To do:
Every record should be copied exactly, except that pictures are to be omitted.

━━ Records for the exercise ━━

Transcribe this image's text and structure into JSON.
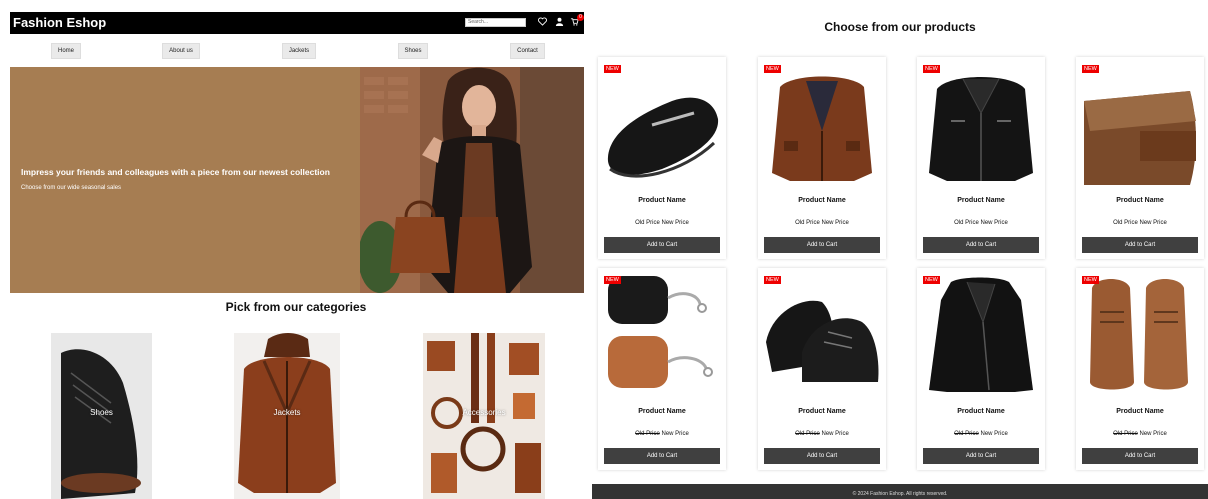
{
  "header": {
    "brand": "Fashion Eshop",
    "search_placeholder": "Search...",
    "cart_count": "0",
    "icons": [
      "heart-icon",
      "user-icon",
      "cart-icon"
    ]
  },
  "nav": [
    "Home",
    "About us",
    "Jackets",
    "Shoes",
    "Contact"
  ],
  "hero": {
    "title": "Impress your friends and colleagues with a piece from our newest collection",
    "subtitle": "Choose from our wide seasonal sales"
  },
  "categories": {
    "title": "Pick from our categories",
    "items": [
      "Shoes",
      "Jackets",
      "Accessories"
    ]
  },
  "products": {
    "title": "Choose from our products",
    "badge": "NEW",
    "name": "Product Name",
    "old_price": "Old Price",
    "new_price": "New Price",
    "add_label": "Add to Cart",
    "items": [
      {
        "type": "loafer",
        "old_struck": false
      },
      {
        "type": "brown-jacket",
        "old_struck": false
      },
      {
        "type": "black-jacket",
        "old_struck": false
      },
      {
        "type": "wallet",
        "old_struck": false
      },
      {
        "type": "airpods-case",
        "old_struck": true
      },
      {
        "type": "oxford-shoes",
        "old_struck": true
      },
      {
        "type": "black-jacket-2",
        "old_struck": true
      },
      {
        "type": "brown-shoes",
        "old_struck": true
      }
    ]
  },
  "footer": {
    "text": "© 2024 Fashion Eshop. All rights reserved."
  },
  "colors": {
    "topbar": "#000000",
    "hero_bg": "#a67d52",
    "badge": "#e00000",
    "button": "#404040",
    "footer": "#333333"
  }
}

━━━

Answer for this exercise:
Transcribe this image's text and structure into JSON.
{
  "header": {
    "brand": "Fashion Eshop",
    "search_placeholder": "Search...",
    "cart_count": "0",
    "icons": [
      "heart-icon",
      "user-icon",
      "cart-icon"
    ]
  },
  "nav": [
    "Home",
    "About us",
    "Jackets",
    "Shoes",
    "Contact"
  ],
  "hero": {
    "title": "Impress your friends and colleagues with a piece from our newest collection",
    "subtitle": "Choose from our wide seasonal sales"
  },
  "categories": {
    "title": "Pick from our categories",
    "items": [
      "Shoes",
      "Jackets",
      "Accessories"
    ]
  },
  "products": {
    "title": "Choose from our products",
    "badge": "NEW",
    "name": "Product Name",
    "old_price": "Old Price",
    "new_price": "New Price",
    "add_label": "Add to Cart",
    "items": [
      {
        "type": "loafer",
        "old_struck": false
      },
      {
        "type": "brown-jacket",
        "old_struck": false
      },
      {
        "type": "black-jacket",
        "old_struck": false
      },
      {
        "type": "wallet",
        "old_struck": false
      },
      {
        "type": "airpods-case",
        "old_struck": true
      },
      {
        "type": "oxford-shoes",
        "old_struck": true
      },
      {
        "type": "black-jacket-2",
        "old_struck": true
      },
      {
        "type": "brown-shoes",
        "old_struck": true
      }
    ]
  },
  "footer": {
    "text": "© 2024 Fashion Eshop. All rights reserved."
  },
  "colors": {
    "topbar": "#000000",
    "hero_bg": "#a67d52",
    "badge": "#e00000",
    "button": "#404040",
    "footer": "#333333"
  }
}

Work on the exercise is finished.